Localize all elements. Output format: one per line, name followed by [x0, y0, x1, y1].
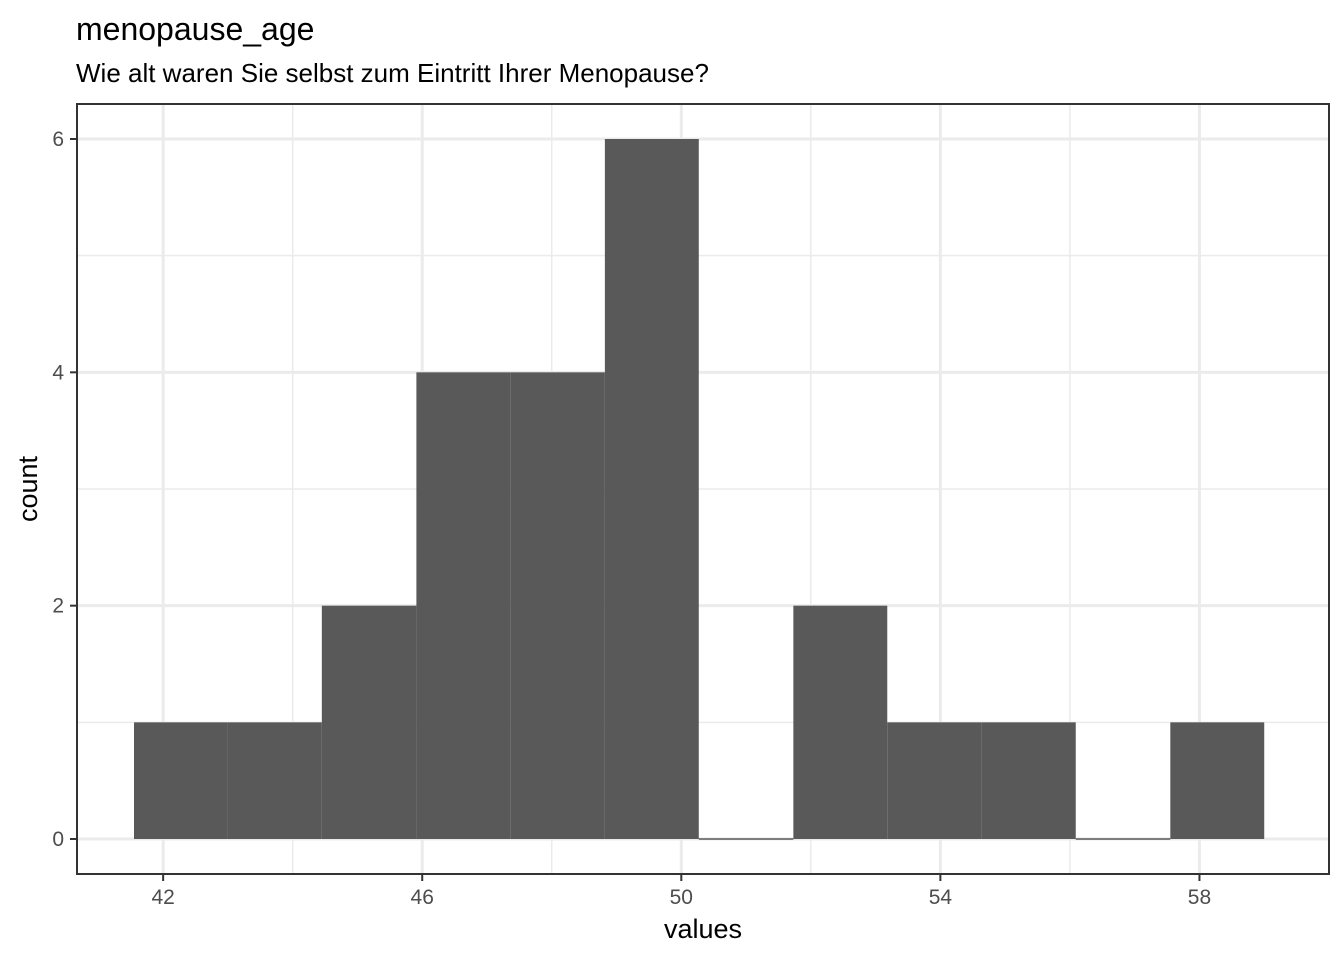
histogram-bar	[1170, 722, 1265, 839]
x-tick-label: 46	[411, 886, 434, 909]
x-tick-label: 58	[1188, 886, 1211, 909]
histogram-bar	[133, 722, 228, 839]
x-axis: 42 46 50 54 58	[151, 874, 1211, 909]
x-tick-label: 54	[929, 886, 953, 909]
histogram-bar	[510, 372, 605, 839]
histogram-bar	[604, 139, 699, 839]
x-tick-label: 50	[670, 886, 693, 909]
y-axis-title: count	[13, 455, 43, 522]
y-tick-label: 4	[52, 361, 64, 384]
y-tick-label: 0	[52, 828, 64, 851]
chart-title: menopause_age	[76, 11, 315, 47]
y-tick-label: 2	[52, 595, 64, 618]
x-axis-title: values	[664, 914, 742, 944]
y-axis: 0 2 4 6	[52, 128, 77, 851]
histogram-bar	[981, 722, 1076, 839]
histogram-bar	[416, 372, 511, 839]
y-tick-label: 6	[52, 128, 64, 151]
histogram-bar	[793, 605, 888, 839]
histogram-bar	[887, 722, 982, 839]
histogram-bar	[227, 722, 322, 839]
x-tick-label: 42	[151, 886, 174, 909]
chart-subtitle: Wie alt waren Sie selbst zum Eintritt Ih…	[76, 58, 709, 88]
histogram-bars	[133, 139, 1265, 840]
histogram-bar	[321, 605, 417, 839]
panel-border	[76, 103, 1330, 875]
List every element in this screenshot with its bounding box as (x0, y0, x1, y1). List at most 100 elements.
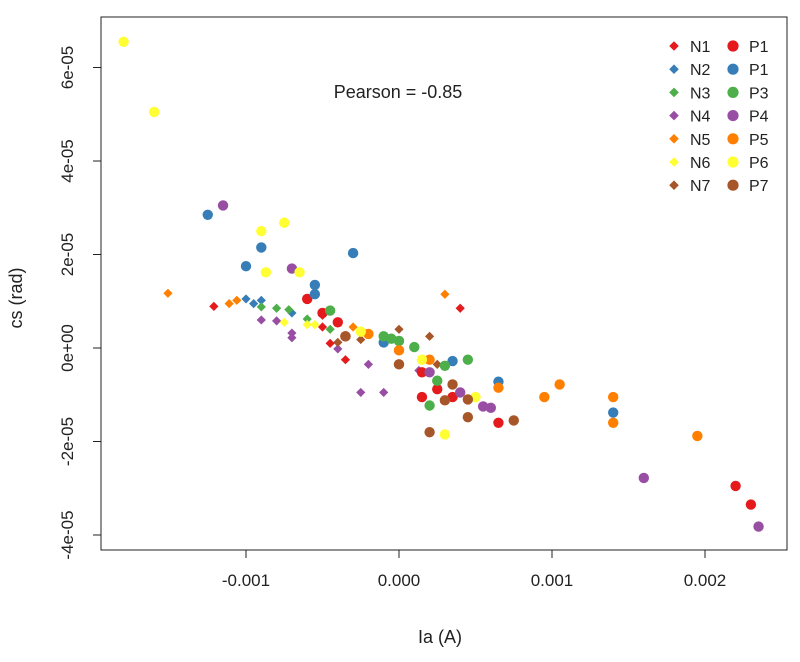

--

■ THE EXERCISE ■
Could you write out all the rows again, substituting "enclosing rectangle" for "bounding box" and leaving everything else unchanged? Leave out the pictures.

■ RESULT ■
Localize all elements. Output format: one per line, name followed by [x0, y0, x1, y1].
histogram-bar	[1170, 722, 1265, 839]
x-tick-label: 46	[411, 886, 434, 909]
x-tick-label: 58	[1188, 886, 1211, 909]
histogram-bar	[133, 722, 228, 839]
x-axis: 42 46 50 54 58	[151, 874, 1211, 909]
x-tick-label: 54	[929, 886, 953, 909]
histogram-bar	[510, 372, 605, 839]
histogram-bar	[604, 139, 699, 839]
x-tick-label: 50	[670, 886, 693, 909]
y-axis-title: count	[13, 455, 43, 522]
y-tick-label: 4	[52, 361, 64, 384]
y-tick-label: 0	[52, 828, 64, 851]
chart-title: menopause_age	[76, 11, 315, 47]
y-tick-label: 2	[52, 595, 64, 618]
x-axis-title: values	[664, 914, 742, 944]
y-axis: 0 2 4 6	[52, 128, 77, 851]
histogram-bar	[981, 722, 1076, 839]
histogram-bar	[416, 372, 511, 839]
y-tick-label: 6	[52, 128, 64, 151]
histogram-bar	[793, 605, 888, 839]
histogram-bar	[887, 722, 982, 839]
histogram-bar	[227, 722, 322, 839]
x-tick-label: 42	[151, 886, 174, 909]
chart-subtitle: Wie alt waren Sie selbst zum Eintritt Ih…	[76, 58, 709, 88]
histogram-bars	[133, 139, 1265, 840]
histogram-bar	[321, 605, 417, 839]
panel-border	[76, 103, 1330, 875]
List every element in this screenshot with its enclosing rectangle as (x0, y0, x1, y1). List at most 100 elements.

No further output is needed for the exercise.